- EXERCISE DESCRIPTION -
In the text on Kilbarrack Church and Cemetery, what does the name "Chapel of Mone" mean?

- SELECTED PASSAGE -
Graveyard in Dublin's northern suburbs

Kilbarrack Church and Cemetery is a ruined church and graveyard located in the coastal part of Kilbarrack, a northeastern suburb of Dublin. It lies on the road from Dublin to Howth, coastward of the modern district of Bayside. The church is sometimes referred to as the Mariners Church or the Chapel of Mone (Capella de Mone), meaning "chapel of the boggy ground".

==History==
The church is reportedly built on or near the site of a 6th century church founded by Saint Berach. The ruins of the current Chapel of Mone contain material from the late 12th and early 13th centuries. The church appears to have fallen out of regular use after the Reformation.

The graveyard contains dated memorials from 1654 until the present. Works were carried out to build a perimeter wall and modernise the graveyard as a burial place around 1875-76.

The graveyard is mentioned in Brendan Behan's autobiography Borstal Boy (1958) - "So many belonging to me lay buried in Kilbarrack, the healthiest graveyard in Ireland they said, because it was so close to the sea". His novel 'Richard's Cork Leg' is set in the cemetery.

- EXTRACTED MATERIAL -
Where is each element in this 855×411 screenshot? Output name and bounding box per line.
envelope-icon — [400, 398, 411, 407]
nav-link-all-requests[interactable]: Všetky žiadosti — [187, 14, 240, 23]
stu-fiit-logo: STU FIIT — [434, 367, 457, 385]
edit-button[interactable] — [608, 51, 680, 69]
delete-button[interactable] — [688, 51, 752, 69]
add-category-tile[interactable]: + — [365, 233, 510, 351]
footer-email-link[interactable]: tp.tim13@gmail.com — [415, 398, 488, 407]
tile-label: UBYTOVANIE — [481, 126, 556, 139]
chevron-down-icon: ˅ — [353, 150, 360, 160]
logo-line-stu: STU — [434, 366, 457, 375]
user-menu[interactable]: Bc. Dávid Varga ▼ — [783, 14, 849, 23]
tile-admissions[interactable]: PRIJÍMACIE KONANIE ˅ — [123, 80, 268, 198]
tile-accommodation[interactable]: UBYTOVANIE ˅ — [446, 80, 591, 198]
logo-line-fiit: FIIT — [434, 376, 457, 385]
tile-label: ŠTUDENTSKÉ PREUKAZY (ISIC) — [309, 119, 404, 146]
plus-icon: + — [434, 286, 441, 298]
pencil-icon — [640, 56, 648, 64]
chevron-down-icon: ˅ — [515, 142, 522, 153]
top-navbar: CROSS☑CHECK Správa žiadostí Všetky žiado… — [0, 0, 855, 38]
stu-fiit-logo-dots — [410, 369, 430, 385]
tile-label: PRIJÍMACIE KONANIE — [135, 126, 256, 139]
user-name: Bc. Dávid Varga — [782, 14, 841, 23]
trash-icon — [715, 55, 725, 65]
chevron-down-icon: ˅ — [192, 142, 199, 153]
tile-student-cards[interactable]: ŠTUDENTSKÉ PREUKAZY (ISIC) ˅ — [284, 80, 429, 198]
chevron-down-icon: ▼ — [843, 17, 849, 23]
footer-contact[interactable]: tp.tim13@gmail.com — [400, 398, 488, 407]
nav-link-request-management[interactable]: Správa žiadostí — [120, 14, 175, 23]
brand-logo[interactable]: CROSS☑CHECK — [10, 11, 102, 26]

- ANSWER SECTION -
It means "chapel of the boggy ground."